— START OF Material for this exercise —

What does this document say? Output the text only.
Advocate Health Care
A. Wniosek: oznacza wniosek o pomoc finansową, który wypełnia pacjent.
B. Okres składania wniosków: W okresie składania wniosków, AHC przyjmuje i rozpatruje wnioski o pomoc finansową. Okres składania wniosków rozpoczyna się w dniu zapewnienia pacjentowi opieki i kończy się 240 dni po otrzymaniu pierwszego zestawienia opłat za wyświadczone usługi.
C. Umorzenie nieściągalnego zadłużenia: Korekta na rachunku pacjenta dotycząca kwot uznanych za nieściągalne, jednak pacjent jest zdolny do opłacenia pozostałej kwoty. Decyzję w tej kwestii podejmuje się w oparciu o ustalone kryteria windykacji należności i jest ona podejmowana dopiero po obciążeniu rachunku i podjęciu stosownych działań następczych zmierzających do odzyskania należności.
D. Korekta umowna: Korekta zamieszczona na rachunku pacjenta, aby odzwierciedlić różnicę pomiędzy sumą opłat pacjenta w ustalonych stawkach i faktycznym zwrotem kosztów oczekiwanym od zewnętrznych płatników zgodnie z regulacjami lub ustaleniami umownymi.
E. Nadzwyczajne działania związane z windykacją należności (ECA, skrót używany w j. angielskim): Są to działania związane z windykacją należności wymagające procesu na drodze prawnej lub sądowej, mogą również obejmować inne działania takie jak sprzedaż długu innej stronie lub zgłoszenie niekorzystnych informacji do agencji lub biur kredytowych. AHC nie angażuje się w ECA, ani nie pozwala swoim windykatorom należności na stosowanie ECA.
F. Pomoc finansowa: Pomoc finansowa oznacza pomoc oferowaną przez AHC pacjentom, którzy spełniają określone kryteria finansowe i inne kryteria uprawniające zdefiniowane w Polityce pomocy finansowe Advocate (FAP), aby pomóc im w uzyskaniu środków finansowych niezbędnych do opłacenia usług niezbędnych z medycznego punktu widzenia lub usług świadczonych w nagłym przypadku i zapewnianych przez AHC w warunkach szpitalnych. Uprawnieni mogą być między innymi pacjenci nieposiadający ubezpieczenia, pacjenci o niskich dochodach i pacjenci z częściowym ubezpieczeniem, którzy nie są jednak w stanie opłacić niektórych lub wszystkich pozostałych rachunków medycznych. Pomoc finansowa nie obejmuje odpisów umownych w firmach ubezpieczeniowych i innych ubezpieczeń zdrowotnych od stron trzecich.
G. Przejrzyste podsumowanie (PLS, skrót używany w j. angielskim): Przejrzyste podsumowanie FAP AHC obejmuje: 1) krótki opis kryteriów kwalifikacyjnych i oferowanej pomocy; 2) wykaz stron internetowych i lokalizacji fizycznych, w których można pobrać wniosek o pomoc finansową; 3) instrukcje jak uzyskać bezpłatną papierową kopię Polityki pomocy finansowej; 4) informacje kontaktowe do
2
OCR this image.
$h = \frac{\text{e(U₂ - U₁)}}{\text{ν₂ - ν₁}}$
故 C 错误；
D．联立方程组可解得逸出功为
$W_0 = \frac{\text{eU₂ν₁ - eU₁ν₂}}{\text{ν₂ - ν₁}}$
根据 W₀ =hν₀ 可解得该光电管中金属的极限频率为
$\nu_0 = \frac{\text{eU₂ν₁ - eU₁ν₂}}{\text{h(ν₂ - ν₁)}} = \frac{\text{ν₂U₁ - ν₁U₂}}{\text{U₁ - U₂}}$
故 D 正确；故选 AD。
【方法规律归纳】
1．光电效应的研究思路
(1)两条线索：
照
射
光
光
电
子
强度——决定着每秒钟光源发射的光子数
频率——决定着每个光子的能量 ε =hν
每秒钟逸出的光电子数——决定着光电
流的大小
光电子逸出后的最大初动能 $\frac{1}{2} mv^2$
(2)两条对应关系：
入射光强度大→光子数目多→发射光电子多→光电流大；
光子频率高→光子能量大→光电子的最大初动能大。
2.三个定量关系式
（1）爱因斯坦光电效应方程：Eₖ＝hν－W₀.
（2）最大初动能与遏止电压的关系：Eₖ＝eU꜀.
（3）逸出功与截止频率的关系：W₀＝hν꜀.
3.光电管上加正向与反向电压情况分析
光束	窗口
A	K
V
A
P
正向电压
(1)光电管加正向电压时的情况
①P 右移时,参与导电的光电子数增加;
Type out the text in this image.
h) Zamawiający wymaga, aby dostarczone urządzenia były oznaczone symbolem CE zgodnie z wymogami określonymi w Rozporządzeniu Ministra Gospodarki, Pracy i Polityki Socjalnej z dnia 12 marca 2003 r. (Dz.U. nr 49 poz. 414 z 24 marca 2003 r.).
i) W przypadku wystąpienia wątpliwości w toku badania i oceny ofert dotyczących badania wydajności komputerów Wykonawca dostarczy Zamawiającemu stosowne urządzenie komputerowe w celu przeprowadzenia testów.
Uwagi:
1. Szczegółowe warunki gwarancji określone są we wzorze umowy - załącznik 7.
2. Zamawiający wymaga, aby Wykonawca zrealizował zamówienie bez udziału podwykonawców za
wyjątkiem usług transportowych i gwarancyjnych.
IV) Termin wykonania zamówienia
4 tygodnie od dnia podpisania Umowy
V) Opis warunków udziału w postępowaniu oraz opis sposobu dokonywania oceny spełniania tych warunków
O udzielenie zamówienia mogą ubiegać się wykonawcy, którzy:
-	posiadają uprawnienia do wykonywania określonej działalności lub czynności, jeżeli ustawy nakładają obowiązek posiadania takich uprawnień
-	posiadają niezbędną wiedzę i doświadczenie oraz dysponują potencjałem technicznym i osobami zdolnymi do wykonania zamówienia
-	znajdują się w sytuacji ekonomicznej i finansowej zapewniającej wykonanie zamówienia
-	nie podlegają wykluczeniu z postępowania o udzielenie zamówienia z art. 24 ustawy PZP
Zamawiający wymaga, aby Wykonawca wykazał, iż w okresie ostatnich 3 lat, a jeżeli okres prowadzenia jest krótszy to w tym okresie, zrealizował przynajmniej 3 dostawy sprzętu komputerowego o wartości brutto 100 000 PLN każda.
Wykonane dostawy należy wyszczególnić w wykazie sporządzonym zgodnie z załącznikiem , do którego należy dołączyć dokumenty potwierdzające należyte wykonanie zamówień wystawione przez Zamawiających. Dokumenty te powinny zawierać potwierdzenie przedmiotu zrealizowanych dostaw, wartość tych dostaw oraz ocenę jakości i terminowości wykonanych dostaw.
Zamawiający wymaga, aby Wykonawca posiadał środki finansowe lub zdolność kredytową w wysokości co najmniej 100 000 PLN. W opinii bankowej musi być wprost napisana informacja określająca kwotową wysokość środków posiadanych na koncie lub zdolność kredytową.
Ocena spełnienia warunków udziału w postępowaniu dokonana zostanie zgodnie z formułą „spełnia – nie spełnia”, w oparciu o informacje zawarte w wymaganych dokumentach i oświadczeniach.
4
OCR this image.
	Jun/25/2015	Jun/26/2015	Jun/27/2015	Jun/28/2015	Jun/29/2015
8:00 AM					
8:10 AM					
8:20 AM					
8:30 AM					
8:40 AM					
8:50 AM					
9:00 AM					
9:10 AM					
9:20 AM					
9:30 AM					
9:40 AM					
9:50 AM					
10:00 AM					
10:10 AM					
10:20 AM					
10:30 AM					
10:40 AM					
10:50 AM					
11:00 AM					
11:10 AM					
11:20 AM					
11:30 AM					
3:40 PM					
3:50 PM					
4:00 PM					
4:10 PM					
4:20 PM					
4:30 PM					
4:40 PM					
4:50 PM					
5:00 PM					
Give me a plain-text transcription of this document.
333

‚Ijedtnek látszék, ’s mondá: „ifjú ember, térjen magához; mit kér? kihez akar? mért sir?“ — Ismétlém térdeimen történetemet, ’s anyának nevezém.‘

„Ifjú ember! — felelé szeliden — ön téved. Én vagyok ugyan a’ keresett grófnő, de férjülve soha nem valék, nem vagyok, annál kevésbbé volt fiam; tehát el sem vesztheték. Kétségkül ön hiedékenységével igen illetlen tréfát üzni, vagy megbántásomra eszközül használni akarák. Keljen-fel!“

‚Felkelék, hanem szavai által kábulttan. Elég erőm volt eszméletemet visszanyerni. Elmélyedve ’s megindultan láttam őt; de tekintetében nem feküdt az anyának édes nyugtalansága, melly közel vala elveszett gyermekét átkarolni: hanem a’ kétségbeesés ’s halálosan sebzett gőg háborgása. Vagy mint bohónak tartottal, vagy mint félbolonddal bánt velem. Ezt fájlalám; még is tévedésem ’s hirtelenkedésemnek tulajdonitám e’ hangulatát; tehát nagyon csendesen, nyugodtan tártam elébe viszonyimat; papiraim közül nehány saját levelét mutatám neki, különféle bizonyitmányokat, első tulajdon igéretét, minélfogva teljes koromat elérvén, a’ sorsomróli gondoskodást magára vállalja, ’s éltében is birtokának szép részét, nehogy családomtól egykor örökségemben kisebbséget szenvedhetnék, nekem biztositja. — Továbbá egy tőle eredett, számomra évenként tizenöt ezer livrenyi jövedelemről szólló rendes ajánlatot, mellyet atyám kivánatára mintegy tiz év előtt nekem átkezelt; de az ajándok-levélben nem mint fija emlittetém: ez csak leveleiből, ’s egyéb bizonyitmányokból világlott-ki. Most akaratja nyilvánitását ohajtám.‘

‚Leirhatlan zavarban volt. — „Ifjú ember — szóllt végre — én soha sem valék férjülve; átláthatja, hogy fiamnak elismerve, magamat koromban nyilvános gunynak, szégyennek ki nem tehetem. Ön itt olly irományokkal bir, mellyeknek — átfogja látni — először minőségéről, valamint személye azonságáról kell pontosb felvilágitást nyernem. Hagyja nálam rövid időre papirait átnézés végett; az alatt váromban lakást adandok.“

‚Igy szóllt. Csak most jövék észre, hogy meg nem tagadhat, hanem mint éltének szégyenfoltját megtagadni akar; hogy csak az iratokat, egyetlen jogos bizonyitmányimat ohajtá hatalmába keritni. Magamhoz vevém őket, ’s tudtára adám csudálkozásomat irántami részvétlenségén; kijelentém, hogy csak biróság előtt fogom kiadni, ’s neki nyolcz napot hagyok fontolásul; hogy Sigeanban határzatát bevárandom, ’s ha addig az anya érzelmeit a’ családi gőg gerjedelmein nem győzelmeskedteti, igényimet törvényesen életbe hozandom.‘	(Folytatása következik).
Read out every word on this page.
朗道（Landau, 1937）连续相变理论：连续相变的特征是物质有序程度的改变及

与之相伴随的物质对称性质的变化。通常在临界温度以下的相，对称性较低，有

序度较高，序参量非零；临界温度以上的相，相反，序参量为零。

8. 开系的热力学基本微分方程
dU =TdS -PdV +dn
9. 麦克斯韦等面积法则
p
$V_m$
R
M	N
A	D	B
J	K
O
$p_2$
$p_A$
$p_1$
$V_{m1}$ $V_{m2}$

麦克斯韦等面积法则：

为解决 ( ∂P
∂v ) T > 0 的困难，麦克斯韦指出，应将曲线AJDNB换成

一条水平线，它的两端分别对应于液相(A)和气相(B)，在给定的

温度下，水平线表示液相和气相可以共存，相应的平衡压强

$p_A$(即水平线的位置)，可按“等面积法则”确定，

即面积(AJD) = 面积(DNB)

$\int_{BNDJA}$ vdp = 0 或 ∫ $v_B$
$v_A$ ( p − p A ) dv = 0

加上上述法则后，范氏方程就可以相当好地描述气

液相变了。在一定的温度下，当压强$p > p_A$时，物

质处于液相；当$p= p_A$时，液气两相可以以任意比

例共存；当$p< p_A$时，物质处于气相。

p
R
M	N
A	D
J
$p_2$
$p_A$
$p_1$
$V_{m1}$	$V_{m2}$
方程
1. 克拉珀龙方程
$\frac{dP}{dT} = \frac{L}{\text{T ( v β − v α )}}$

— END OF Material for this exercise —

_Required task_.
Extract all lines from the material above that include the word "pacjenta".

_Answer to this exercise_.
C. Umorzenie nieściągalnego zadłużenia: Korekta na rachunku pacjenta dotycząca kwot uznanych za nieściągalne, jednak pacjent jest zdolny do opłacenia pozostałej kwoty. Decyzję w tej kwestii podejmuje się w oparciu o ustalone kryteria windykacji należności i jest ona podejmowana dopiero po obciążeniu rachunku i podjęciu stosownych działań następczych zmierzających do odzyskania należności.
D. Korekta umowna: Korekta zamieszczona na rachunku pacjenta, aby odzwierciedlić różnicę pomiędzy sumą opłat pacjenta w ustalonych stawkach i faktycznym zwrotem kosztów oczekiwanym od zewnętrznych płatników zgodnie z regulacjami lub ustaleniami umownymi.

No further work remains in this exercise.